__Collected data__
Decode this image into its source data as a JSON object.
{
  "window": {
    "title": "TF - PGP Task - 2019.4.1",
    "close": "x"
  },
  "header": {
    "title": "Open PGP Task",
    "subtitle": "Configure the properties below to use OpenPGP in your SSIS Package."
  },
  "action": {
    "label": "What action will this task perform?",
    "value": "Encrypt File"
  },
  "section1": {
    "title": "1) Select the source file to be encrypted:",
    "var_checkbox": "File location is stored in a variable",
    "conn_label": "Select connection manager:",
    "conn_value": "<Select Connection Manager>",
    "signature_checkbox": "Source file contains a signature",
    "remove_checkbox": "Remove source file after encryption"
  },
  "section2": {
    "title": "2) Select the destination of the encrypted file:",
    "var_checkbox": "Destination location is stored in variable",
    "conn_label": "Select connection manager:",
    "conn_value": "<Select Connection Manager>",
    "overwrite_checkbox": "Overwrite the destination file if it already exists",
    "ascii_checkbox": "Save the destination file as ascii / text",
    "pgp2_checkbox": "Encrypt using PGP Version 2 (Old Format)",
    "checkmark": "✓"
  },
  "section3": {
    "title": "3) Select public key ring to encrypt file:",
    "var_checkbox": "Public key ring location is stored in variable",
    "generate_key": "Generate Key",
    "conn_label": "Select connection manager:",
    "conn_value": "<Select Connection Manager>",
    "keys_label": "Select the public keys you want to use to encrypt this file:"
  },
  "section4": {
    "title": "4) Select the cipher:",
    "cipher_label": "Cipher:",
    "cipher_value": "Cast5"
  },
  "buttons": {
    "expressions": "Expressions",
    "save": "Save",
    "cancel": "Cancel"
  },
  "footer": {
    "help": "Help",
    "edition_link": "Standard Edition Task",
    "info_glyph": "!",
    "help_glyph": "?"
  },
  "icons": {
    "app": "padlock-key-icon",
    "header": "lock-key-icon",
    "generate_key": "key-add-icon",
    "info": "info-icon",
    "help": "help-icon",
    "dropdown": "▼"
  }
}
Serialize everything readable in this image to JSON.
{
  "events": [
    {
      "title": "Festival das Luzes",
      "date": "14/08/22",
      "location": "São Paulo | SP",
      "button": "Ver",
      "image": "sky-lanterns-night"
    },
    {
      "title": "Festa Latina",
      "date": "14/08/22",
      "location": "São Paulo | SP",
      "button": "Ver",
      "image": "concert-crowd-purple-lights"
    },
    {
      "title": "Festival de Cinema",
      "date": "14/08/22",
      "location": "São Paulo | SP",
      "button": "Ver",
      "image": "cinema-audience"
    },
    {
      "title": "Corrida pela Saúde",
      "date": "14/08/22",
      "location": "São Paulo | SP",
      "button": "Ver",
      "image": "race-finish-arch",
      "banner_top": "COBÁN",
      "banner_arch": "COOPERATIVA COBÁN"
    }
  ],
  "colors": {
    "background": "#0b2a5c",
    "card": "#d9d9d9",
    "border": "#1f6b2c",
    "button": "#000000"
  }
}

__What is expected__
Nothing in the listing may be changed; retype it all exactly.

__Completed exercise__
Decode this image into its source data as a JSON object.
{
  "window": {
    "title": "TF - PGP Task - 2019.4.1",
    "close": "x"
  },
  "header": {
    "title": "Open PGP Task",
    "subtitle": "Configure the properties below to use OpenPGP in your SSIS Package."
  },
  "action": {
    "label": "What action will this task perform?",
    "value": "Encrypt File"
  },
  "section1": {
    "title": "1) Select the source file to be encrypted:",
    "var_checkbox": "File location is stored in a variable",
    "conn_label": "Select connection manager:",
    "conn_value": "<Select Connection Manager>",
    "signature_checkbox": "Source file contains a signature",
    "remove_checkbox": "Remove source file after encryption"
  },
  "section2": {
    "title": "2) Select the destination of the encrypted file:",
    "var_checkbox": "Destination location is stored in variable",
    "conn_label": "Select connection manager:",
    "conn_value": "<Select Connection Manager>",
    "overwrite_checkbox": "Overwrite the destination file if it already exists",
    "ascii_checkbox": "Save the destination file as ascii / text",
    "pgp2_checkbox": "Encrypt using PGP Version 2 (Old Format)",
    "checkmark": "✓"
  },
  "section3": {
    "title": "3) Select public key ring to encrypt file:",
    "var_checkbox": "Public key ring location is stored in variable",
    "generate_key": "Generate Key",
    "conn_label": "Select connection manager:",
    "conn_value": "<Select Connection Manager>",
    "keys_label": "Select the public keys you want to use to encrypt this file:"
  },
  "section4": {
    "title": "4) Select the cipher:",
    "cipher_label": "Cipher:",
    "cipher_value": "Cast5"
  },
  "buttons": {
    "expressions": "Expressions",
    "save": "Save",
    "cancel": "Cancel"
  },
  "footer": {
    "help": "Help",
    "edition_link": "Standard Edition Task",
    "info_glyph": "!",
    "help_glyph": "?"
  },
  "icons": {
    "app": "padlock-key-icon",
    "header": "lock-key-icon",
    "generate_key": "key-add-icon",
    "info": "info-icon",
    "help": "help-icon",
    "dropdown": "▼"
  }
}
Serialize everything readable in this image to JSON.
{
  "events": [
    {
      "title": "Festival das Luzes",
      "date": "14/08/22",
      "location": "São Paulo | SP",
      "button": "Ver",
      "image": "sky-lanterns-night"
    },
    {
      "title": "Festa Latina",
      "date": "14/08/22",
      "location": "São Paulo | SP",
      "button": "Ver",
      "image": "concert-crowd-purple-lights"
    },
    {
      "title": "Festival de Cinema",
      "date": "14/08/22",
      "location": "São Paulo | SP",
      "button": "Ver",
      "image": "cinema-audience"
    },
    {
      "title": "Corrida pela Saúde",
      "date": "14/08/22",
      "location": "São Paulo | SP",
      "button": "Ver",
      "image": "race-finish-arch",
      "banner_top": "COBÁN",
      "banner_arch": "COOPERATIVA COBÁN"
    }
  ],
  "colors": {
    "background": "#0b2a5c",
    "card": "#d9d9d9",
    "border": "#1f6b2c",
    "button": "#000000"
  }
}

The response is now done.